Raw data
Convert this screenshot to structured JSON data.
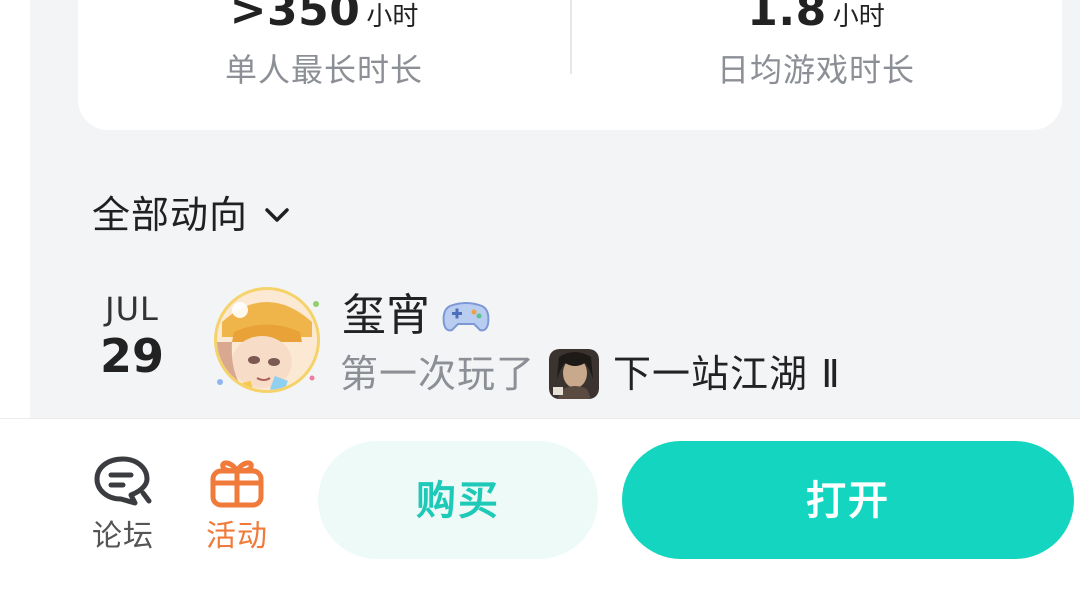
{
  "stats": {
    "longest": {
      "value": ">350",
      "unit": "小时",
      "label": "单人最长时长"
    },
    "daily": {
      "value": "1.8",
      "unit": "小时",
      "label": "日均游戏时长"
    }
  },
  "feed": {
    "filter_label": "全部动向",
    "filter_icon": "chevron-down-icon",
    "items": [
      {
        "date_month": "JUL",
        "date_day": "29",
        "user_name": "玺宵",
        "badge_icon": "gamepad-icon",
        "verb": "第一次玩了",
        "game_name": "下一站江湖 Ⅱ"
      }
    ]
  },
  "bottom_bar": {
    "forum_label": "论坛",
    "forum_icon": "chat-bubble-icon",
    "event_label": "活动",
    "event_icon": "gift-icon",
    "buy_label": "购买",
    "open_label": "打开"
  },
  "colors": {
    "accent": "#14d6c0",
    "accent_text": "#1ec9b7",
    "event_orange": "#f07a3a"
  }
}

Stated problem
Pictures are not part of the copy; output everything else in the records exactly.

Finished answer
Convert this screenshot to structured JSON data.
{
  "stats": {
    "longest": {
      "value": ">350",
      "unit": "小时",
      "label": "单人最长时长"
    },
    "daily": {
      "value": "1.8",
      "unit": "小时",
      "label": "日均游戏时长"
    }
  },
  "feed": {
    "filter_label": "全部动向",
    "filter_icon": "chevron-down-icon",
    "items": [
      {
        "date_month": "JUL",
        "date_day": "29",
        "user_name": "玺宵",
        "badge_icon": "gamepad-icon",
        "verb": "第一次玩了",
        "game_name": "下一站江湖 Ⅱ"
      }
    ]
  },
  "bottom_bar": {
    "forum_label": "论坛",
    "forum_icon": "chat-bubble-icon",
    "event_label": "活动",
    "event_icon": "gift-icon",
    "buy_label": "购买",
    "open_label": "打开"
  },
  "colors": {
    "accent": "#14d6c0",
    "accent_text": "#1ec9b7",
    "event_orange": "#f07a3a"
  }
}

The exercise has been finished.